(Box annotation data)
————————

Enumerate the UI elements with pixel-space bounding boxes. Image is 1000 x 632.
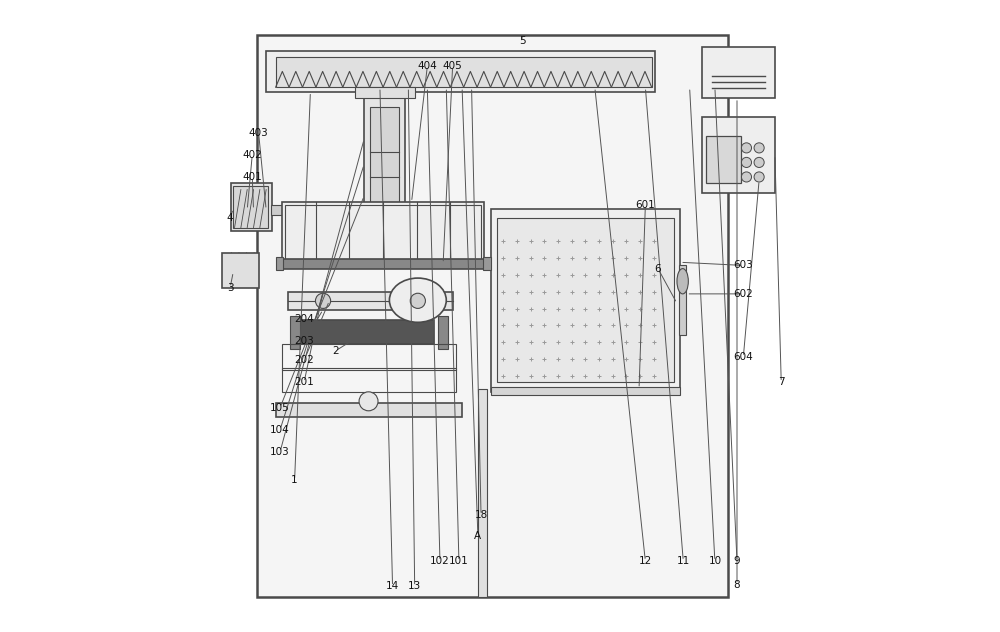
- Circle shape: [754, 157, 764, 167]
- Text: 603: 603: [733, 260, 753, 270]
- Text: 403: 403: [249, 128, 268, 138]
- Text: 104: 104: [270, 425, 290, 435]
- Circle shape: [754, 143, 764, 153]
- FancyBboxPatch shape: [355, 87, 415, 98]
- Text: 204: 204: [294, 314, 314, 324]
- FancyBboxPatch shape: [679, 265, 686, 335]
- Ellipse shape: [389, 278, 446, 322]
- Text: 404: 404: [417, 61, 437, 71]
- Text: 6: 6: [655, 264, 661, 274]
- Text: 405: 405: [443, 61, 462, 71]
- FancyBboxPatch shape: [257, 35, 728, 597]
- FancyBboxPatch shape: [222, 253, 259, 288]
- Circle shape: [410, 293, 425, 308]
- Text: 202: 202: [294, 355, 314, 365]
- FancyBboxPatch shape: [290, 316, 300, 349]
- Text: 9: 9: [734, 556, 740, 566]
- FancyBboxPatch shape: [364, 95, 405, 265]
- Circle shape: [315, 293, 331, 308]
- Text: 10: 10: [708, 556, 721, 566]
- FancyBboxPatch shape: [231, 183, 272, 231]
- Text: 11: 11: [677, 556, 690, 566]
- FancyBboxPatch shape: [491, 387, 680, 395]
- Text: 101: 101: [449, 556, 469, 566]
- FancyBboxPatch shape: [280, 259, 485, 269]
- Text: 103: 103: [270, 447, 290, 457]
- Text: 1: 1: [291, 475, 298, 485]
- Text: 3: 3: [227, 283, 233, 293]
- Text: 402: 402: [242, 150, 262, 160]
- FancyBboxPatch shape: [276, 403, 462, 417]
- Circle shape: [754, 172, 764, 182]
- FancyBboxPatch shape: [483, 257, 491, 270]
- FancyBboxPatch shape: [276, 257, 283, 270]
- FancyBboxPatch shape: [702, 47, 775, 98]
- Circle shape: [741, 143, 752, 153]
- Text: 2: 2: [332, 346, 339, 356]
- FancyBboxPatch shape: [271, 205, 284, 215]
- Text: 105: 105: [270, 403, 290, 413]
- Text: 13: 13: [408, 581, 421, 592]
- Text: 5: 5: [519, 36, 525, 46]
- Text: 8: 8: [734, 580, 740, 590]
- Text: 7: 7: [778, 377, 785, 387]
- Text: 601: 601: [635, 200, 655, 210]
- FancyBboxPatch shape: [295, 320, 434, 344]
- Text: 18: 18: [474, 510, 488, 520]
- Text: 401: 401: [242, 172, 262, 182]
- Text: 14: 14: [386, 581, 399, 592]
- FancyBboxPatch shape: [266, 51, 655, 92]
- FancyBboxPatch shape: [370, 107, 399, 259]
- FancyBboxPatch shape: [478, 389, 487, 597]
- FancyBboxPatch shape: [438, 316, 448, 349]
- Circle shape: [741, 172, 752, 182]
- FancyBboxPatch shape: [282, 202, 484, 262]
- FancyBboxPatch shape: [491, 209, 680, 392]
- Text: 4: 4: [227, 213, 233, 223]
- Circle shape: [741, 157, 752, 167]
- FancyBboxPatch shape: [497, 218, 674, 382]
- Text: 102: 102: [430, 556, 450, 566]
- Text: 602: 602: [733, 289, 753, 299]
- Circle shape: [359, 392, 378, 411]
- Text: A: A: [474, 531, 481, 541]
- FancyBboxPatch shape: [288, 292, 453, 310]
- FancyBboxPatch shape: [702, 117, 775, 193]
- Text: 604: 604: [733, 352, 753, 362]
- FancyBboxPatch shape: [276, 57, 652, 87]
- FancyBboxPatch shape: [706, 136, 741, 183]
- Text: 12: 12: [639, 556, 652, 566]
- Ellipse shape: [677, 269, 688, 294]
- Text: 203: 203: [294, 336, 314, 346]
- Text: 201: 201: [294, 377, 314, 387]
- FancyBboxPatch shape: [233, 186, 268, 228]
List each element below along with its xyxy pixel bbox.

————————

— EXERCISE INSTRUCTIONS —
Rewrite every line of the items above as a numbered list. Skip blank lines and leave out the pictures.

— RESULT BELOW —
1. Enumerate the UI elements with pixel-space bounding boxes. Image is 1000 x 632.
2. - Circle shape: [754, 157, 764, 167]
3. - Text: 603: 603: [733, 260, 753, 270]
4. - Text: 403: 403: [249, 128, 268, 138]
5. - Text: 104: 104: [270, 425, 290, 435]
6. - Circle shape: [754, 143, 764, 153]
7. - FancyBboxPatch shape: [355, 87, 415, 98]
8. - Text: 204: 204: [294, 314, 314, 324]
9. - FancyBboxPatch shape: [679, 265, 686, 335]
10. - Ellipse shape: [389, 278, 446, 322]
11. - Text: 404: 404: [417, 61, 437, 71]
12. - Text: 6: 6: [655, 264, 661, 274]
13. - Text: 405: 405: [443, 61, 462, 71]
14. - FancyBboxPatch shape: [257, 35, 728, 597]
15. - FancyBboxPatch shape: [222, 253, 259, 288]
16. - Circle shape: [410, 293, 425, 308]
17. - Text: 202: 202: [294, 355, 314, 365]
18. - FancyBboxPatch shape: [290, 316, 300, 349]
19. - Text: 9: 9: [734, 556, 740, 566]
20. - FancyBboxPatch shape: [364, 95, 405, 265]
21. - Circle shape: [315, 293, 331, 308]
22. - Text: 10: 10: [708, 556, 721, 566]
23. - FancyBboxPatch shape: [231, 183, 272, 231]
24. - Text: 11: 11: [677, 556, 690, 566]
25. - FancyBboxPatch shape: [491, 387, 680, 395]
26. - Text: 101: 101: [449, 556, 469, 566]
27. - FancyBboxPatch shape: [280, 259, 485, 269]
28. - Text: 103: 103: [270, 447, 290, 457]
29. - Text: 1: 1: [291, 475, 298, 485]
30. - Text: 3: 3: [227, 283, 233, 293]
31. - Text: 402: 402: [242, 150, 262, 160]
32. - FancyBboxPatch shape: [276, 403, 462, 417]
33. - Circle shape: [754, 172, 764, 182]
34. - FancyBboxPatch shape: [483, 257, 491, 270]
35. - FancyBboxPatch shape: [276, 257, 283, 270]
36. - FancyBboxPatch shape: [702, 47, 775, 98]
37. - Circle shape: [741, 143, 752, 153]
38. - Text: 2: 2: [332, 346, 339, 356]
39. - FancyBboxPatch shape: [271, 205, 284, 215]
40. - Text: 105: 105: [270, 403, 290, 413]
41. - Text: 13: 13: [408, 581, 421, 592]
42. - Text: 5: 5: [519, 36, 525, 46]
43. - Text: 8: 8: [734, 580, 740, 590]
44. - Text: 7: 7: [778, 377, 785, 387]
45. - Text: 601: 601: [635, 200, 655, 210]
46. - FancyBboxPatch shape: [295, 320, 434, 344]
47. - Text: 18: 18: [474, 510, 488, 520]
48. - Text: 401: 401: [242, 172, 262, 182]
49. - Text: 14: 14: [386, 581, 399, 592]
50. - FancyBboxPatch shape: [266, 51, 655, 92]
51. - FancyBboxPatch shape: [370, 107, 399, 259]
52. - FancyBboxPatch shape: [478, 389, 487, 597]
53. - FancyBboxPatch shape: [438, 316, 448, 349]
54. - Circle shape: [741, 172, 752, 182]
55. - FancyBboxPatch shape: [282, 202, 484, 262]
56. - FancyBboxPatch shape: [491, 209, 680, 392]
57. - Text: 4: 4: [227, 213, 233, 223]
58. - Circle shape: [741, 157, 752, 167]
59. - FancyBboxPatch shape: [497, 218, 674, 382]
60. - Text: 102: 102: [430, 556, 450, 566]
61. - Text: 602: 602: [733, 289, 753, 299]
62. - Circle shape: [359, 392, 378, 411]
63. - Text: A: A: [474, 531, 481, 541]
64. - FancyBboxPatch shape: [288, 292, 453, 310]
65. - FancyBboxPatch shape: [702, 117, 775, 193]
66. - Text: 604: 604: [733, 352, 753, 362]
67. - FancyBboxPatch shape: [276, 57, 652, 87]
68. - FancyBboxPatch shape: [706, 136, 741, 183]
69. - Text: 12: 12: [639, 556, 652, 566]
70. - Ellipse shape: [677, 269, 688, 294]
71. - Text: 203: 203: [294, 336, 314, 346]
72. - Text: 201: 201: [294, 377, 314, 387]
73. - FancyBboxPatch shape: [233, 186, 268, 228]
74. List each element below along with its xyxy pixel bbox.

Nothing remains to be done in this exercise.